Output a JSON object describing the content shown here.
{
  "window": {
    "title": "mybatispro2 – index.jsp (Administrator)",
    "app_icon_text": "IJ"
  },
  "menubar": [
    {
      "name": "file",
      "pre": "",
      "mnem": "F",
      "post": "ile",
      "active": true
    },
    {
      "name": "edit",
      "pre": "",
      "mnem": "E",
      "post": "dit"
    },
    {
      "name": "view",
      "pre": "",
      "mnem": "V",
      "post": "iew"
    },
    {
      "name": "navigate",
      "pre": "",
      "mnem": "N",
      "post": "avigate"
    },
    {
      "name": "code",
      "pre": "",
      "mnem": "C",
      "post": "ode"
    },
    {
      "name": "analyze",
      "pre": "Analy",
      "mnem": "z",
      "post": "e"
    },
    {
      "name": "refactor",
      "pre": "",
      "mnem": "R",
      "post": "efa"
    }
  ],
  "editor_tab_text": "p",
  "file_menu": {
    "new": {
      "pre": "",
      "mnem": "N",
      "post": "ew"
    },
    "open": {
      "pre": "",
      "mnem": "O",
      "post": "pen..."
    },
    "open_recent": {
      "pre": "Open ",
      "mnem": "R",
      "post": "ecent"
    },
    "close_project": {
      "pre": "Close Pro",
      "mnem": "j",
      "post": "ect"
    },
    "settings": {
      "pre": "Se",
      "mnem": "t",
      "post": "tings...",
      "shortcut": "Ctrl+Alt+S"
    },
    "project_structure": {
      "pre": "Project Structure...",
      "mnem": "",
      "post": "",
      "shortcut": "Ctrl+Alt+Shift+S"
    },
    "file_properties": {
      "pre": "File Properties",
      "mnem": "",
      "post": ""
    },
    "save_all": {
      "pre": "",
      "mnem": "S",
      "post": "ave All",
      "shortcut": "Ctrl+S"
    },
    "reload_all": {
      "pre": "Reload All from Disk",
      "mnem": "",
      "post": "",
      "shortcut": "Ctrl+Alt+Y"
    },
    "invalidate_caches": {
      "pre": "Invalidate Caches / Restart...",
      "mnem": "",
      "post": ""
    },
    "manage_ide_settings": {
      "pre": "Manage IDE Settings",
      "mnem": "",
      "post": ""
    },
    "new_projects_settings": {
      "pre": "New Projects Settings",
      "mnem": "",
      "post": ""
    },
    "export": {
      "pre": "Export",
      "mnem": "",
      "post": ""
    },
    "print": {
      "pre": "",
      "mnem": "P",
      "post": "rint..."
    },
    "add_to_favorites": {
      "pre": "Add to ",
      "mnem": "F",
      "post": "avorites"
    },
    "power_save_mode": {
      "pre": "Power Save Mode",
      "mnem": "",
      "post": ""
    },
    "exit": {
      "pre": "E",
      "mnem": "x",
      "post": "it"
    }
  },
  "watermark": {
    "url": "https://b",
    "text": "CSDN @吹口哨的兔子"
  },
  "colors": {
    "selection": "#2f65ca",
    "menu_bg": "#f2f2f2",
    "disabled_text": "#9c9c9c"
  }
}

====================

[What to produce]: Every record above should be output exactly.

[Output of the task]:
Output a JSON object describing the content shown here.
{
  "window": {
    "title": "mybatispro2 – index.jsp (Administrator)",
    "app_icon_text": "IJ"
  },
  "menubar": [
    {
      "name": "file",
      "pre": "",
      "mnem": "F",
      "post": "ile",
      "active": true
    },
    {
      "name": "edit",
      "pre": "",
      "mnem": "E",
      "post": "dit"
    },
    {
      "name": "view",
      "pre": "",
      "mnem": "V",
      "post": "iew"
    },
    {
      "name": "navigate",
      "pre": "",
      "mnem": "N",
      "post": "avigate"
    },
    {
      "name": "code",
      "pre": "",
      "mnem": "C",
      "post": "ode"
    },
    {
      "name": "analyze",
      "pre": "Analy",
      "mnem": "z",
      "post": "e"
    },
    {
      "name": "refactor",
      "pre": "",
      "mnem": "R",
      "post": "efa"
    }
  ],
  "editor_tab_text": "p",
  "file_menu": {
    "new": {
      "pre": "",
      "mnem": "N",
      "post": "ew"
    },
    "open": {
      "pre": "",
      "mnem": "O",
      "post": "pen..."
    },
    "open_recent": {
      "pre": "Open ",
      "mnem": "R",
      "post": "ecent"
    },
    "close_project": {
      "pre": "Close Pro",
      "mnem": "j",
      "post": "ect"
    },
    "settings": {
      "pre": "Se",
      "mnem": "t",
      "post": "tings...",
      "shortcut": "Ctrl+Alt+S"
    },
    "project_structure": {
      "pre": "Project Structure...",
      "mnem": "",
      "post": "",
      "shortcut": "Ctrl+Alt+Shift+S"
    },
    "file_properties": {
      "pre": "File Properties",
      "mnem": "",
      "post": ""
    },
    "save_all": {
      "pre": "",
      "mnem": "S",
      "post": "ave All",
      "shortcut": "Ctrl+S"
    },
    "reload_all": {
      "pre": "Reload All from Disk",
      "mnem": "",
      "post": "",
      "shortcut": "Ctrl+Alt+Y"
    },
    "invalidate_caches": {
      "pre": "Invalidate Caches / Restart...",
      "mnem": "",
      "post": ""
    },
    "manage_ide_settings": {
      "pre": "Manage IDE Settings",
      "mnem": "",
      "post": ""
    },
    "new_projects_settings": {
      "pre": "New Projects Settings",
      "mnem": "",
      "post": ""
    },
    "export": {
      "pre": "Export",
      "mnem": "",
      "post": ""
    },
    "print": {
      "pre": "",
      "mnem": "P",
      "post": "rint..."
    },
    "add_to_favorites": {
      "pre": "Add to ",
      "mnem": "F",
      "post": "avorites"
    },
    "power_save_mode": {
      "pre": "Power Save Mode",
      "mnem": "",
      "post": ""
    },
    "exit": {
      "pre": "E",
      "mnem": "x",
      "post": "it"
    }
  },
  "watermark": {
    "url": "https://b",
    "text": "CSDN @吹口哨的兔子"
  },
  "colors": {
    "selection": "#2f65ca",
    "menu_bg": "#f2f2f2",
    "disabled_text": "#9c9c9c"
  }
}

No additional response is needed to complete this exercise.